» **RECORDS FOR THE TASK**
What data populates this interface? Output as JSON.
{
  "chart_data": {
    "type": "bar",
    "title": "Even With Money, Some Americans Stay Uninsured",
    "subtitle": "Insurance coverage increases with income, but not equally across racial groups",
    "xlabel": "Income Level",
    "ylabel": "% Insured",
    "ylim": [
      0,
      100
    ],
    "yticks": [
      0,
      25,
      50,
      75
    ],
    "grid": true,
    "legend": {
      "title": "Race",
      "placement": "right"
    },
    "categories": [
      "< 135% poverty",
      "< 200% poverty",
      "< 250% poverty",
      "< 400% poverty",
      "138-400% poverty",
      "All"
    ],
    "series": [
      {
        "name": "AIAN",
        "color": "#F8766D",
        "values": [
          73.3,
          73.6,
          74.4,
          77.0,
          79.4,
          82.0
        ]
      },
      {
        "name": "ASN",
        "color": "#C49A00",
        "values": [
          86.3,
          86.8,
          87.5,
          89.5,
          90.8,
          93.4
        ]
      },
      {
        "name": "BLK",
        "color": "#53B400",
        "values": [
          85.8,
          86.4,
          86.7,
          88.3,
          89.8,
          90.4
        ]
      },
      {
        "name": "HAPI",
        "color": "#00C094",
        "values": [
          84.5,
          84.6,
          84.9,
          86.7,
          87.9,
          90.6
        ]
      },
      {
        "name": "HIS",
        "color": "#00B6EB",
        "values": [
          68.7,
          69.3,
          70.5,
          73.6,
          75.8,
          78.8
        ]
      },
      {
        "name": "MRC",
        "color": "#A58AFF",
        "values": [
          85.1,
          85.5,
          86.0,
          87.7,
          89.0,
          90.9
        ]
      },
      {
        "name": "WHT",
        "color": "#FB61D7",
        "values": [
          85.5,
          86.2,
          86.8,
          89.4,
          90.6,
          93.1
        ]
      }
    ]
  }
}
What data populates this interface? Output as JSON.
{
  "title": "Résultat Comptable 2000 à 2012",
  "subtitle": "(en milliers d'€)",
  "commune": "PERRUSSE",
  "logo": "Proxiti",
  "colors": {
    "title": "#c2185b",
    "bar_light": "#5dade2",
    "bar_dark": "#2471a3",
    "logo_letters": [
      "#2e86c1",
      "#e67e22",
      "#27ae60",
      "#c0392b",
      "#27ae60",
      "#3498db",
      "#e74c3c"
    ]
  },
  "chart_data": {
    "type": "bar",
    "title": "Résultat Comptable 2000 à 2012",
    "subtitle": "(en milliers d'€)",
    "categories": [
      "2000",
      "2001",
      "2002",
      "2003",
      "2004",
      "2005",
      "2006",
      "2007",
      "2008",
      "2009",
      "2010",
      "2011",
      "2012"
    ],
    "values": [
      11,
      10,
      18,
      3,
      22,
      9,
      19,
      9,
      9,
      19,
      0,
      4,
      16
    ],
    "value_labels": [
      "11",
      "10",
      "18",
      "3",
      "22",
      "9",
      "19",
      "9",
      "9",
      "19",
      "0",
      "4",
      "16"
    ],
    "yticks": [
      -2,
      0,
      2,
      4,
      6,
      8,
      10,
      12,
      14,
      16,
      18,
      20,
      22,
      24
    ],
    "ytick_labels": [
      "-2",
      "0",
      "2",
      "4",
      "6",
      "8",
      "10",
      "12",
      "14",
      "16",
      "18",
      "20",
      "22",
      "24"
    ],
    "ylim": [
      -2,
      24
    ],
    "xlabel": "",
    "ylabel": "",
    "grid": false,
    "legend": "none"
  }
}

» **EXERCISE**
Print the records once more, exactly as they were given.

» **EXPECTED ANSWER**
What data populates this interface? Output as JSON.
{
  "chart_data": {
    "type": "bar",
    "title": "Even With Money, Some Americans Stay Uninsured",
    "subtitle": "Insurance coverage increases with income, but not equally across racial groups",
    "xlabel": "Income Level",
    "ylabel": "% Insured",
    "ylim": [
      0,
      100
    ],
    "yticks": [
      0,
      25,
      50,
      75
    ],
    "grid": true,
    "legend": {
      "title": "Race",
      "placement": "right"
    },
    "categories": [
      "< 135% poverty",
      "< 200% poverty",
      "< 250% poverty",
      "< 400% poverty",
      "138-400% poverty",
      "All"
    ],
    "series": [
      {
        "name": "AIAN",
        "color": "#F8766D",
        "values": [
          73.3,
          73.6,
          74.4,
          77.0,
          79.4,
          82.0
        ]
      },
      {
        "name": "ASN",
        "color": "#C49A00",
        "values": [
          86.3,
          86.8,
          87.5,
          89.5,
          90.8,
          93.4
        ]
      },
      {
        "name": "BLK",
        "color": "#53B400",
        "values": [
          85.8,
          86.4,
          86.7,
          88.3,
          89.8,
          90.4
        ]
      },
      {
        "name": "HAPI",
        "color": "#00C094",
        "values": [
          84.5,
          84.6,
          84.9,
          86.7,
          87.9,
          90.6
        ]
      },
      {
        "name": "HIS",
        "color": "#00B6EB",
        "values": [
          68.7,
          69.3,
          70.5,
          73.6,
          75.8,
          78.8
        ]
      },
      {
        "name": "MRC",
        "color": "#A58AFF",
        "values": [
          85.1,
          85.5,
          86.0,
          87.7,
          89.0,
          90.9
        ]
      },
      {
        "name": "WHT",
        "color": "#FB61D7",
        "values": [
          85.5,
          86.2,
          86.8,
          89.4,
          90.6,
          93.1
        ]
      }
    ]
  }
}
What data populates this interface? Output as JSON.
{
  "title": "Résultat Comptable 2000 à 2012",
  "subtitle": "(en milliers d'€)",
  "commune": "PERRUSSE",
  "logo": "Proxiti",
  "colors": {
    "title": "#c2185b",
    "bar_light": "#5dade2",
    "bar_dark": "#2471a3",
    "logo_letters": [
      "#2e86c1",
      "#e67e22",
      "#27ae60",
      "#c0392b",
      "#27ae60",
      "#3498db",
      "#e74c3c"
    ]
  },
  "chart_data": {
    "type": "bar",
    "title": "Résultat Comptable 2000 à 2012",
    "subtitle": "(en milliers d'€)",
    "categories": [
      "2000",
      "2001",
      "2002",
      "2003",
      "2004",
      "2005",
      "2006",
      "2007",
      "2008",
      "2009",
      "2010",
      "2011",
      "2012"
    ],
    "values": [
      11,
      10,
      18,
      3,
      22,
      9,
      19,
      9,
      9,
      19,
      0,
      4,
      16
    ],
    "value_labels": [
      "11",
      "10",
      "18",
      "3",
      "22",
      "9",
      "19",
      "9",
      "9",
      "19",
      "0",
      "4",
      "16"
    ],
    "yticks": [
      -2,
      0,
      2,
      4,
      6,
      8,
      10,
      12,
      14,
      16,
      18,
      20,
      22,
      24
    ],
    "ytick_labels": [
      "-2",
      "0",
      "2",
      "4",
      "6",
      "8",
      "10",
      "12",
      "14",
      "16",
      "18",
      "20",
      "22",
      "24"
    ],
    "ylim": [
      -2,
      24
    ],
    "xlabel": "",
    "ylabel": "",
    "grid": false,
    "legend": "none"
  }
}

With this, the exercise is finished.